MATERIAL SHOWN:
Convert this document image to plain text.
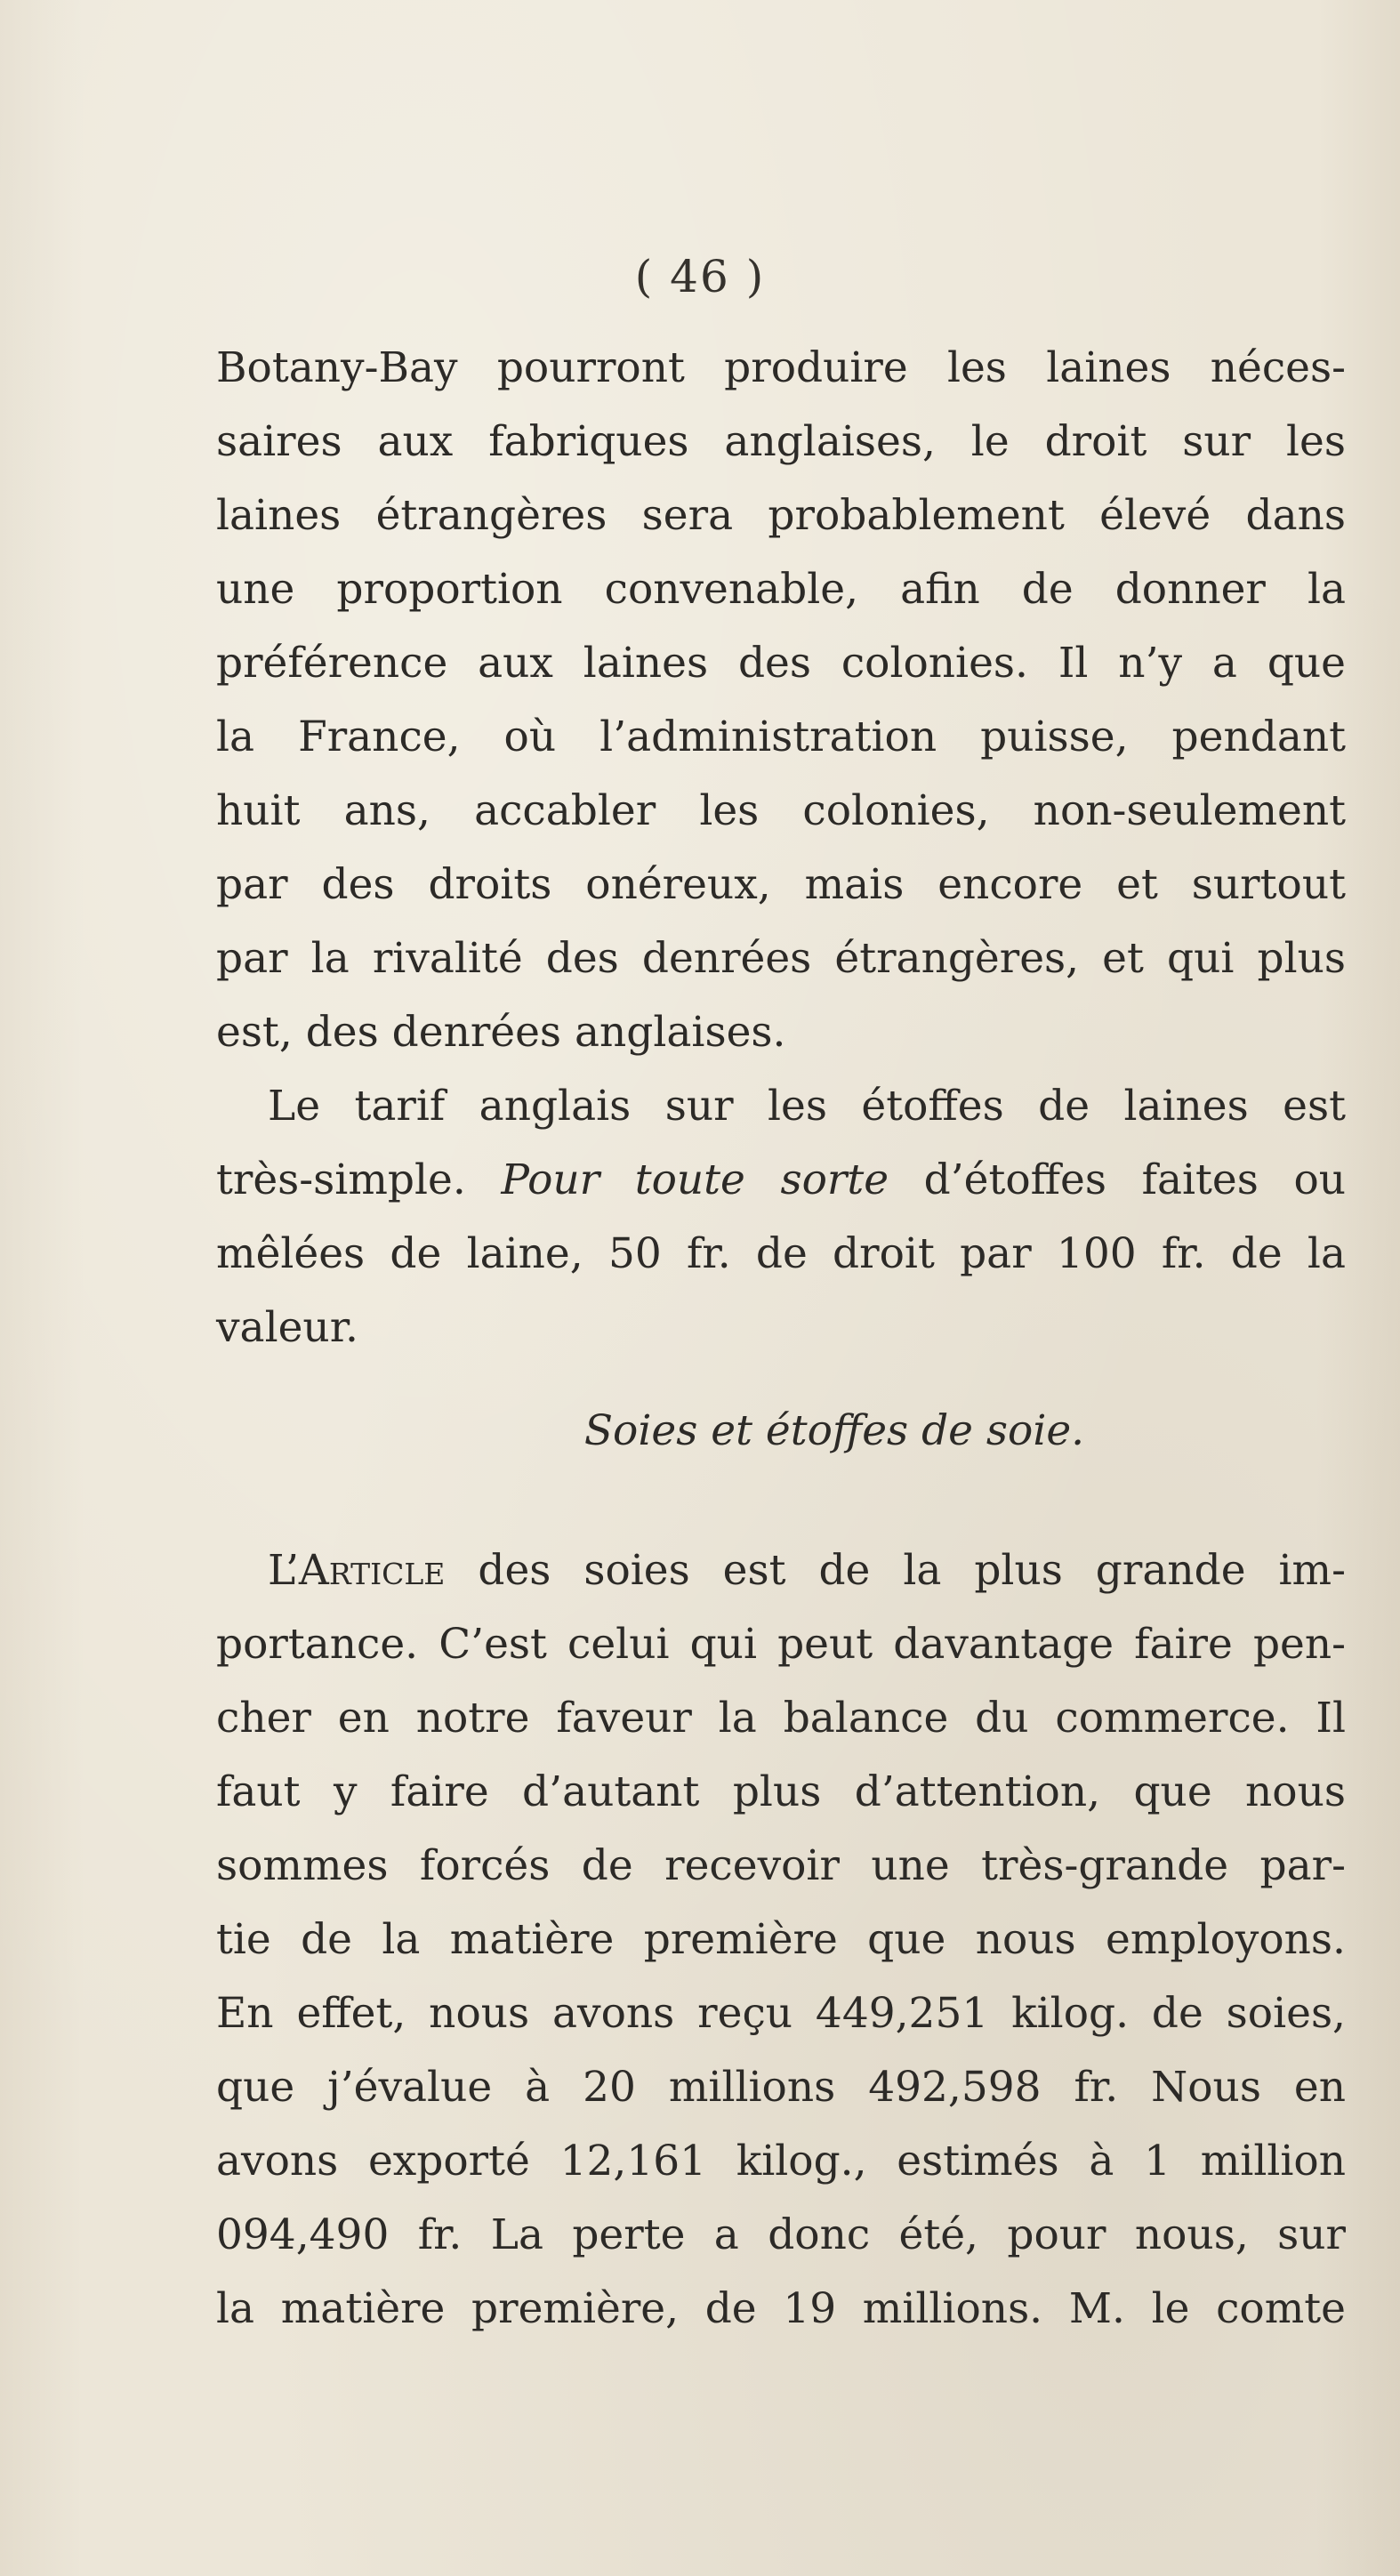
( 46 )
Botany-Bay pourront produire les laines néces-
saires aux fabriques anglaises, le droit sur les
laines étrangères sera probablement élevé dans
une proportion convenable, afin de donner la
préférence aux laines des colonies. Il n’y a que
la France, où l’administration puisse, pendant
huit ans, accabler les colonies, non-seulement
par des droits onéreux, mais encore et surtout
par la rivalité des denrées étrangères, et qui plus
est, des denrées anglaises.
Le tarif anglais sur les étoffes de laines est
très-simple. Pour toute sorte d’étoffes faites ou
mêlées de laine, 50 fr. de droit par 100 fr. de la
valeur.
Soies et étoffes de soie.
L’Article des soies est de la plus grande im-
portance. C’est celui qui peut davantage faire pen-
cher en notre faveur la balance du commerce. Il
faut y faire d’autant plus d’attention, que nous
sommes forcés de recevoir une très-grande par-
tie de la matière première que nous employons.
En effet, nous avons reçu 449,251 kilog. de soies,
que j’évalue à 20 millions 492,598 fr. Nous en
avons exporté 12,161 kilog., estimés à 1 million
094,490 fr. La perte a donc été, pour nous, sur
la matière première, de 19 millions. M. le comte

TASK DIRECTIONS: Transcribe the preceding listing in its entirety and with exact wording, leaving out pictures.

FINAL RESULT:
Convert this document image to plain text.
( 46 )
Botany-Bay pourront produire les laines néces-
saires aux fabriques anglaises, le droit sur les
laines étrangères sera probablement élevé dans
une proportion convenable, afin de donner la
préférence aux laines des colonies. Il n’y a que
la France, où l’administration puisse, pendant
huit ans, accabler les colonies, non-seulement
par des droits onéreux, mais encore et surtout
par la rivalité des denrées étrangères, et qui plus
est, des denrées anglaises.
Le tarif anglais sur les étoffes de laines est
très-simple. Pour toute sorte d’étoffes faites ou
mêlées de laine, 50 fr. de droit par 100 fr. de la
valeur.
Soies et étoffes de soie.
L’Article des soies est de la plus grande im-
portance. C’est celui qui peut davantage faire pen-
cher en notre faveur la balance du commerce. Il
faut y faire d’autant plus d’attention, que nous
sommes forcés de recevoir une très-grande par-
tie de la matière première que nous employons.
En effet, nous avons reçu 449,251 kilog. de soies,
que j’évalue à 20 millions 492,598 fr. Nous en
avons exporté 12,161 kilog., estimés à 1 million
094,490 fr. La perte a donc été, pour nous, sur
la matière première, de 19 millions. M. le comte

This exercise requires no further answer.